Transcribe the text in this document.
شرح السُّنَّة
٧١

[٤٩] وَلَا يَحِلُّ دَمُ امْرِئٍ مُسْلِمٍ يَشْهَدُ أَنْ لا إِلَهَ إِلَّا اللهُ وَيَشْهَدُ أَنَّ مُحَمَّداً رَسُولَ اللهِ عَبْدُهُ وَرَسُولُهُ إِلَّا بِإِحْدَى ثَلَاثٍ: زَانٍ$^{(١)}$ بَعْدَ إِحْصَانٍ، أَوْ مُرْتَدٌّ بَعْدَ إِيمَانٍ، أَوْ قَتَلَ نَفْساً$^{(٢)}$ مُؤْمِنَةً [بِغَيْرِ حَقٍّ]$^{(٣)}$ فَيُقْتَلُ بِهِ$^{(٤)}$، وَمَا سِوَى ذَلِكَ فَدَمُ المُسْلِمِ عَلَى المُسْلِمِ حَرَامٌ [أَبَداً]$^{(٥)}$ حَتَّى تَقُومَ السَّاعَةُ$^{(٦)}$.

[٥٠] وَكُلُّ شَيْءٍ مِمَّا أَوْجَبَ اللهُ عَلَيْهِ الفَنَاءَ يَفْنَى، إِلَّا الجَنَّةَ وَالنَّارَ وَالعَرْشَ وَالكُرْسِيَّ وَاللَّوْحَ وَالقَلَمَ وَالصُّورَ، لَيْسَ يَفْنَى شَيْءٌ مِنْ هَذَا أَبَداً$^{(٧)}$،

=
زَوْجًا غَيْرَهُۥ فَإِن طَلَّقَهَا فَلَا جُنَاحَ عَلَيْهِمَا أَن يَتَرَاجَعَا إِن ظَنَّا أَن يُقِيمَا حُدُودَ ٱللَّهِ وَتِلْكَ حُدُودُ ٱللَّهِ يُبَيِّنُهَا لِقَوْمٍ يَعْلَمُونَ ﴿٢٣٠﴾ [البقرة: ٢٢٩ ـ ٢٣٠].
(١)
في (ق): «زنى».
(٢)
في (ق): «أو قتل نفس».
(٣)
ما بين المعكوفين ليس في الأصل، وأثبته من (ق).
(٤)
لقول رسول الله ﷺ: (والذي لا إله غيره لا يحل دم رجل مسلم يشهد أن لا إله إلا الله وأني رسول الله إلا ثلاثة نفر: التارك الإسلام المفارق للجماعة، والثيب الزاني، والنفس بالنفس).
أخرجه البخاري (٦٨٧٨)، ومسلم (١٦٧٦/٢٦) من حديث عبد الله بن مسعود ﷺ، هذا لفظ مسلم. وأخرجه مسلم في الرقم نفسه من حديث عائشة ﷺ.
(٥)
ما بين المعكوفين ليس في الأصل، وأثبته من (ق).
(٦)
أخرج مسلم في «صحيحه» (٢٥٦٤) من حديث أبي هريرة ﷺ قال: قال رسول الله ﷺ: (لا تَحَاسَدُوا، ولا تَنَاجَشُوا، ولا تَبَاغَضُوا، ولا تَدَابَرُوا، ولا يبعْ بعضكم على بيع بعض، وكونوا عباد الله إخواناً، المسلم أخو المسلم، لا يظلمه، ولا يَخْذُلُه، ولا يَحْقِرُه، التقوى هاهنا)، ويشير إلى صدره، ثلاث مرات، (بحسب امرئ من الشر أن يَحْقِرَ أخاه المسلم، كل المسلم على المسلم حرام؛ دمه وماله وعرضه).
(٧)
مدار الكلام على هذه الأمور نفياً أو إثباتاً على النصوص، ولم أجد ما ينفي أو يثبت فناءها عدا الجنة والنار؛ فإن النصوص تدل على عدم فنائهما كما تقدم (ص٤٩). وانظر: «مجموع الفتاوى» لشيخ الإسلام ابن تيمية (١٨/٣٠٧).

========================

:: Job ::
Retype all of the data shown above, word for word.

:: Task answer ::
Transcribe the text in this document.
شرح السُّنَّة
٧١

[٤٩] وَلَا يَحِلُّ دَمُ امْرِئٍ مُسْلِمٍ يَشْهَدُ أَنْ لا إِلَهَ إِلَّا اللهُ وَيَشْهَدُ أَنَّ مُحَمَّداً رَسُولَ اللهِ عَبْدُهُ وَرَسُولُهُ إِلَّا بِإِحْدَى ثَلَاثٍ: زَانٍ$^{(١)}$ بَعْدَ إِحْصَانٍ، أَوْ مُرْتَدٌّ بَعْدَ إِيمَانٍ، أَوْ قَتَلَ نَفْساً$^{(٢)}$ مُؤْمِنَةً [بِغَيْرِ حَقٍّ]$^{(٣)}$ فَيُقْتَلُ بِهِ$^{(٤)}$، وَمَا سِوَى ذَلِكَ فَدَمُ المُسْلِمِ عَلَى المُسْلِمِ حَرَامٌ [أَبَداً]$^{(٥)}$ حَتَّى تَقُومَ السَّاعَةُ$^{(٦)}$.

[٥٠] وَكُلُّ شَيْءٍ مِمَّا أَوْجَبَ اللهُ عَلَيْهِ الفَنَاءَ يَفْنَى، إِلَّا الجَنَّةَ وَالنَّارَ وَالعَرْشَ وَالكُرْسِيَّ وَاللَّوْحَ وَالقَلَمَ وَالصُّورَ، لَيْسَ يَفْنَى شَيْءٌ مِنْ هَذَا أَبَداً$^{(٧)}$،

=
زَوْجًا غَيْرَهُۥ فَإِن طَلَّقَهَا فَلَا جُنَاحَ عَلَيْهِمَا أَن يَتَرَاجَعَا إِن ظَنَّا أَن يُقِيمَا حُدُودَ ٱللَّهِ وَتِلْكَ حُدُودُ ٱللَّهِ يُبَيِّنُهَا لِقَوْمٍ يَعْلَمُونَ ﴿٢٣٠﴾ [البقرة: ٢٢٩ ـ ٢٣٠].
(١)
في (ق): «زنى».
(٢)
في (ق): «أو قتل نفس».
(٣)
ما بين المعكوفين ليس في الأصل، وأثبته من (ق).
(٤)
لقول رسول الله ﷺ: (والذي لا إله غيره لا يحل دم رجل مسلم يشهد أن لا إله إلا الله وأني رسول الله إلا ثلاثة نفر: التارك الإسلام المفارق للجماعة، والثيب الزاني، والنفس بالنفس).
أخرجه البخاري (٦٨٧٨)، ومسلم (١٦٧٦/٢٦) من حديث عبد الله بن مسعود ﷺ، هذا لفظ مسلم. وأخرجه مسلم في الرقم نفسه من حديث عائشة ﷺ.
(٥)
ما بين المعكوفين ليس في الأصل، وأثبته من (ق).
(٦)
أخرج مسلم في «صحيحه» (٢٥٦٤) من حديث أبي هريرة ﷺ قال: قال رسول الله ﷺ: (لا تَحَاسَدُوا، ولا تَنَاجَشُوا، ولا تَبَاغَضُوا، ولا تَدَابَرُوا، ولا يبعْ بعضكم على بيع بعض، وكونوا عباد الله إخواناً، المسلم أخو المسلم، لا يظلمه، ولا يَخْذُلُه، ولا يَحْقِرُه، التقوى هاهنا)، ويشير إلى صدره، ثلاث مرات، (بحسب امرئ من الشر أن يَحْقِرَ أخاه المسلم، كل المسلم على المسلم حرام؛ دمه وماله وعرضه).
(٧)
مدار الكلام على هذه الأمور نفياً أو إثباتاً على النصوص، ولم أجد ما ينفي أو يثبت فناءها عدا الجنة والنار؛ فإن النصوص تدل على عدم فنائهما كما تقدم (ص٤٩). وانظر: «مجموع الفتاوى» لشيخ الإسلام ابن تيمية (١٨/٣٠٧).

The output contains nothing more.